## GIVEN EXERCISE
State the number of lines in these records holding "الشهود". Say nothing more.

## MATERIALS PROVIDED
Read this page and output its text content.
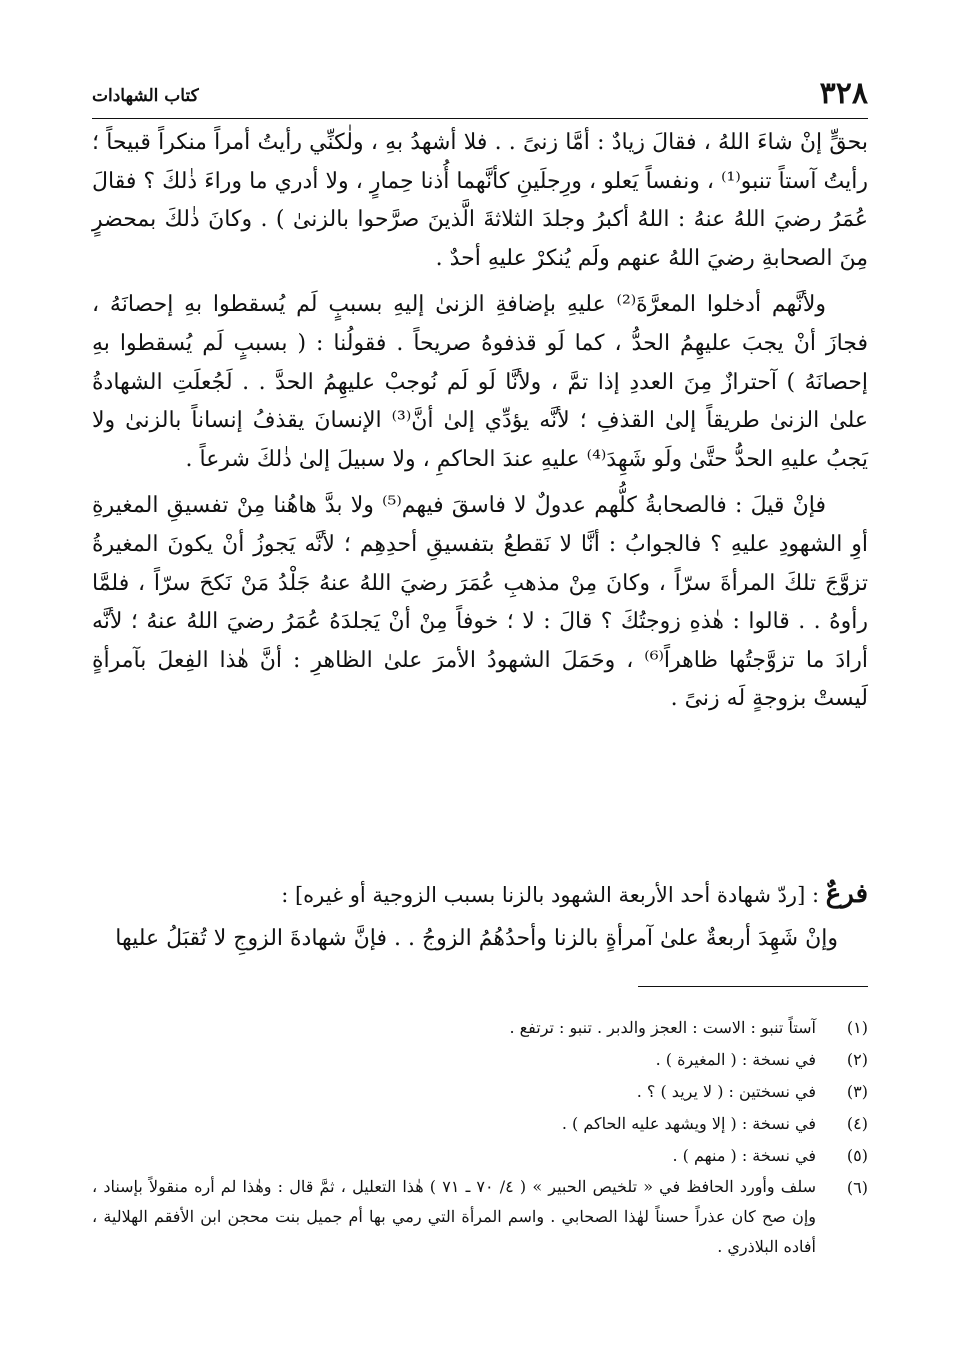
٣٢٨
كتاب الشهادات

بحقٍّ إنْ شاءَ اللهُ ، فقالَ زيادٌ : أمَّا زنىً . . فلا أشهدُ بهِ ، ولٰكنِّي رأيتُ أمراً منكراً قبيحاً ؛ رأيتُ آستاً تنبو⁽¹⁾ ، ونفساً يَعلو ، ورِجلَينِ كأنَّهما أُذنا حِمارٍ ، ولا أدري ما وراءَ ذٰلكَ ؟ فقالَ عُمَرُ رضيَ اللهُ عنهُ : اللهُ أكبرُ وجلدَ الثلاثةَ الَّذينَ صرَّحوا بالزنىٰ ) . وكانَ ذٰلكَ بمحضرٍ مِنَ الصحابةِ رضيَ اللهُ عنهم ولَم يُنكرْ عليهِ أحدٌ .

ولأنَّهم أدخلوا المعرَّةَ⁽²⁾ عليهِ بإضافةِ الزنىٰ إليهِ بسببٍ لَم يُسقطوا بهِ إحصانَهُ ، فجازَ أنْ يجبَ عليهِمُ الحدُّ ، كما لَو قذفوهُ صريحاً . فقولُنا : ( بسببٍ لَم يُسقطوا بهِ إحصانَهُ ) آحترازٌ مِنَ العددِ إذا تمَّ ، ولأنَّا لَو لَم نُوجبْ عليهِمُ الحدَّ . . لَجُعلَتِ الشهادةُ علىٰ الزنىٰ طريقاً إلىٰ القذفِ ؛ لأنَّه يؤدِّي إلىٰ أنَّ⁽³⁾ الإنسانَ يقذفُ إنساناً بالزنىٰ ولا يَجبُ عليهِ الحدُّ حتَّىٰ ولَو شَهِدَ⁽⁴⁾ عليهِ عندَ الحاكمِ ، ولا سبيلَ إلىٰ ذٰلكَ شرعاً .

فإنْ قيلَ : فالصحابةُ كلُّهم عدولٌ لا فاسقَ فيهم⁽⁵⁾ ولا بدَّ هاهُنا مِنْ تفسيقِ المغيرةِ أوِ الشهودِ عليهِ ؟ فالجوابُ : أنَّا لا نَقطعُ بتفسيقِ أحدِهِم ؛ لأنَّه يَجوزُ أنْ يكونَ المغيرةُ تزوَّجَ تلكَ المرأةَ سرّاً ، وكانَ مِنْ مذهبِ عُمَرَ رضيَ اللهُ عنهُ جَلْدُ مَنْ نَكحَ سرّاً ، فلمَّا رأوهُ . . قالوا : هٰذهِ زوجتُكَ ؟ قالَ : لا ؛ خوفاً مِنْ أنْ يَجلدَهُ عُمَرُ رضيَ اللهُ عنهُ ؛ لأنَّه أرادَ ما تزوَّجتُها ظاهراً⁽⁶⁾ ، وحَمَلَ الشهودُ الأمرَ علىٰ الظاهرِ : أنَّ هٰذا الفِعلَ بآمرأةٍ لَيستْ بزوجةٍ لَه زنىً .

فرعٌ : [ردّ شهادة أحد الأربعة الشهود بالزنا بسبب الزوجية أو غيره] :

وإنْ شَهِدَ أربعةٌ علىٰ آمرأةٍ بالزنا وأحدُهُمُ الزوجُ . . فإنَّ شهادةَ الزوجِ لا تُقبَلُ عليها

(١)
آستاً تنبو : الاست : العجز والدبر . تنبو : ترتفع .
(٢)
في نسخة : ( المغيرة ) .
(٣)
في نسختين : ( لا يريد ) ؟ .
(٤)
في نسخة : ( إلا ويشهد عليه الحاكم ) .
(٥)
في نسخة : ( منهم ) .
(٦)
سلف وأورد الحافظ في « تلخيص الحبير » ( ٤/ ٧٠ ـ ٧١ ) هٰذا التعليل ، ثمَّ قال : وهٰذا لم أره منقولاً بإسناد ، وإن صح كان عذراً حسناً لهٰذا الصحابي . واسم المرأة التي رمي بها أم جميل بنت محجن ابن الأفقم الهلالية ، أفاده البلاذري .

## FINAL RESULT
2